### Problem to work on:
Write out the records below word for word, please.
_ _ _ _ _ _ _
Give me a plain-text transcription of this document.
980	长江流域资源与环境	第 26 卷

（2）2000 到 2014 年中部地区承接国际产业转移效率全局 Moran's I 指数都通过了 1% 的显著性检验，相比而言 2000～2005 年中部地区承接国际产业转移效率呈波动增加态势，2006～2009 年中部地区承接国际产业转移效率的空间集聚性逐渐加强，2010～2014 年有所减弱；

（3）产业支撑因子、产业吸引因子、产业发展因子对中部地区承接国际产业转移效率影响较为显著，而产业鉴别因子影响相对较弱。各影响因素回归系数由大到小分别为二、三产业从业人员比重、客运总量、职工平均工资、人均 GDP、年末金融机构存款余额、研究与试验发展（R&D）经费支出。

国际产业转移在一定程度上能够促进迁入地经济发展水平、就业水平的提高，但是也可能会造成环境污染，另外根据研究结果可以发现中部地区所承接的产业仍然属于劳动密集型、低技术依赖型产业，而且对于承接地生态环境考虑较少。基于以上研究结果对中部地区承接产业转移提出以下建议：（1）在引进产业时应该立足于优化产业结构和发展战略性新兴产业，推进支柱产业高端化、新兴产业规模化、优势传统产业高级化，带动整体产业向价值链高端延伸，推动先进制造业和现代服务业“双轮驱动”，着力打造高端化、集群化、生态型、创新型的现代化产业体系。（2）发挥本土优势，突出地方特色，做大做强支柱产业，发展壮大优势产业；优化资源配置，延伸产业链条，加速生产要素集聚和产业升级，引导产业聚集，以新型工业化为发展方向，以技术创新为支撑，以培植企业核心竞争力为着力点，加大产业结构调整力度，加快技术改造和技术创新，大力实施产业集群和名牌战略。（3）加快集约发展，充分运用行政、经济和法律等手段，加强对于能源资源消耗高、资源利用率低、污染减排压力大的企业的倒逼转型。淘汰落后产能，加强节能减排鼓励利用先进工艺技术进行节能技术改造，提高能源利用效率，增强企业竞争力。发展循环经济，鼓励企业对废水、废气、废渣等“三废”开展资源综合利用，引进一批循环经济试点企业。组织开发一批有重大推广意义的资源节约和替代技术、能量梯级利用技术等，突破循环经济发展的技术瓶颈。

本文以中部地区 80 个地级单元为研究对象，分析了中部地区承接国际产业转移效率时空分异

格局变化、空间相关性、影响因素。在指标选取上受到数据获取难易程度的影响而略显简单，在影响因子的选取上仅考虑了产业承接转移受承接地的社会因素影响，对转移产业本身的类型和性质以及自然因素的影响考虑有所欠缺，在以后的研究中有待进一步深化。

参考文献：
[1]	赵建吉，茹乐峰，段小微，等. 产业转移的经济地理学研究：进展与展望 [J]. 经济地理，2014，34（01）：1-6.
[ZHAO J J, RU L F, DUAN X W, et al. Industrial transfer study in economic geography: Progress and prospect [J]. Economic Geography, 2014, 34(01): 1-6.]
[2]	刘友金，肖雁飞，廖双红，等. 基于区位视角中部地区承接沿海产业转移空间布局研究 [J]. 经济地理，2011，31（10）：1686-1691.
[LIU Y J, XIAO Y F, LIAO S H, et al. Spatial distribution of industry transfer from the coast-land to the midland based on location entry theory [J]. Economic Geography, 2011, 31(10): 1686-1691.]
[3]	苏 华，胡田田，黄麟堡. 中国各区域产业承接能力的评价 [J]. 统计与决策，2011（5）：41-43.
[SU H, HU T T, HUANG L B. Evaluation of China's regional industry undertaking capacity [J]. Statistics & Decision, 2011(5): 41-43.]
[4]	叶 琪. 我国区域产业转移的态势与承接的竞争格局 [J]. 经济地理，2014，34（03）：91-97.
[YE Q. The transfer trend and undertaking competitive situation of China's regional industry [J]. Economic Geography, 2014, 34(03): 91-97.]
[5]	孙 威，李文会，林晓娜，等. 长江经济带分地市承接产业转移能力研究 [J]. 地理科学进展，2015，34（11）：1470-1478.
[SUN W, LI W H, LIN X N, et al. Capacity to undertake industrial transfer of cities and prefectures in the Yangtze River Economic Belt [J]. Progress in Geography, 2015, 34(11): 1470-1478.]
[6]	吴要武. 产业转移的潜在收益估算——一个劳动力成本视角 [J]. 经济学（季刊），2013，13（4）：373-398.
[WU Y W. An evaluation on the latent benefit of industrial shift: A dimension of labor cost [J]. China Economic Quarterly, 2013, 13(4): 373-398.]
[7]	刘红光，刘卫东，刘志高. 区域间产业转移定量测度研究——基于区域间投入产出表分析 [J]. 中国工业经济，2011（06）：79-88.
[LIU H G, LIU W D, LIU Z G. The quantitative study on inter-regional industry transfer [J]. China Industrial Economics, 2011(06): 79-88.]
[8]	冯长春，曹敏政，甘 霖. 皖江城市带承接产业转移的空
_ _ _ _ _ _ _
### Result:
Give me a plain-text transcription of this document.
980	长江流域资源与环境	第 26 卷

（2）2000 到 2014 年中部地区承接国际产业转移效率全局 Moran's I 指数都通过了 1% 的显著性检验，相比而言 2000～2005 年中部地区承接国际产业转移效率呈波动增加态势，2006～2009 年中部地区承接国际产业转移效率的空间集聚性逐渐加强，2010～2014 年有所减弱；

（3）产业支撑因子、产业吸引因子、产业发展因子对中部地区承接国际产业转移效率影响较为显著，而产业鉴别因子影响相对较弱。各影响因素回归系数由大到小分别为二、三产业从业人员比重、客运总量、职工平均工资、人均 GDP、年末金融机构存款余额、研究与试验发展（R&D）经费支出。

国际产业转移在一定程度上能够促进迁入地经济发展水平、就业水平的提高，但是也可能会造成环境污染，另外根据研究结果可以发现中部地区所承接的产业仍然属于劳动密集型、低技术依赖型产业，而且对于承接地生态环境考虑较少。基于以上研究结果对中部地区承接产业转移提出以下建议：（1）在引进产业时应该立足于优化产业结构和发展战略性新兴产业，推进支柱产业高端化、新兴产业规模化、优势传统产业高级化，带动整体产业向价值链高端延伸，推动先进制造业和现代服务业“双轮驱动”，着力打造高端化、集群化、生态型、创新型的现代化产业体系。（2）发挥本土优势，突出地方特色，做大做强支柱产业，发展壮大优势产业；优化资源配置，延伸产业链条，加速生产要素集聚和产业升级，引导产业聚集，以新型工业化为发展方向，以技术创新为支撑，以培植企业核心竞争力为着力点，加大产业结构调整力度，加快技术改造和技术创新，大力实施产业集群和名牌战略。（3）加快集约发展，充分运用行政、经济和法律等手段，加强对于能源资源消耗高、资源利用率低、污染减排压力大的企业的倒逼转型。淘汰落后产能，加强节能减排鼓励利用先进工艺技术进行节能技术改造，提高能源利用效率，增强企业竞争力。发展循环经济，鼓励企业对废水、废气、废渣等“三废”开展资源综合利用，引进一批循环经济试点企业。组织开发一批有重大推广意义的资源节约和替代技术、能量梯级利用技术等，突破循环经济发展的技术瓶颈。

本文以中部地区 80 个地级单元为研究对象，分析了中部地区承接国际产业转移效率时空分异

格局变化、空间相关性、影响因素。在指标选取上受到数据获取难易程度的影响而略显简单，在影响因子的选取上仅考虑了产业承接转移受承接地的社会因素影响，对转移产业本身的类型和性质以及自然因素的影响考虑有所欠缺，在以后的研究中有待进一步深化。

参考文献：
[1]	赵建吉，茹乐峰，段小微，等. 产业转移的经济地理学研究：进展与展望 [J]. 经济地理，2014，34（01）：1-6.
[ZHAO J J, RU L F, DUAN X W, et al. Industrial transfer study in economic geography: Progress and prospect [J]. Economic Geography, 2014, 34(01): 1-6.]
[2]	刘友金，肖雁飞，廖双红，等. 基于区位视角中部地区承接沿海产业转移空间布局研究 [J]. 经济地理，2011，31（10）：1686-1691.
[LIU Y J, XIAO Y F, LIAO S H, et al. Spatial distribution of industry transfer from the coast-land to the midland based on location entry theory [J]. Economic Geography, 2011, 31(10): 1686-1691.]
[3]	苏 华，胡田田，黄麟堡. 中国各区域产业承接能力的评价 [J]. 统计与决策，2011（5）：41-43.
[SU H, HU T T, HUANG L B. Evaluation of China's regional industry undertaking capacity [J]. Statistics & Decision, 2011(5): 41-43.]
[4]	叶 琪. 我国区域产业转移的态势与承接的竞争格局 [J]. 经济地理，2014，34（03）：91-97.
[YE Q. The transfer trend and undertaking competitive situation of China's regional industry [J]. Economic Geography, 2014, 34(03): 91-97.]
[5]	孙 威，李文会，林晓娜，等. 长江经济带分地市承接产业转移能力研究 [J]. 地理科学进展，2015，34（11）：1470-1478.
[SUN W, LI W H, LIN X N, et al. Capacity to undertake industrial transfer of cities and prefectures in the Yangtze River Economic Belt [J]. Progress in Geography, 2015, 34(11): 1470-1478.]
[6]	吴要武. 产业转移的潜在收益估算——一个劳动力成本视角 [J]. 经济学（季刊），2013，13（4）：373-398.
[WU Y W. An evaluation on the latent benefit of industrial shift: A dimension of labor cost [J]. China Economic Quarterly, 2013, 13(4): 373-398.]
[7]	刘红光，刘卫东，刘志高. 区域间产业转移定量测度研究——基于区域间投入产出表分析 [J]. 中国工业经济，2011（06）：79-88.
[LIU H G, LIU W D, LIU Z G. The quantitative study on inter-regional industry transfer [J]. China Industrial Economics, 2011(06): 79-88.]
[8]	冯长春，曹敏政，甘 霖. 皖江城市带承接产业转移的空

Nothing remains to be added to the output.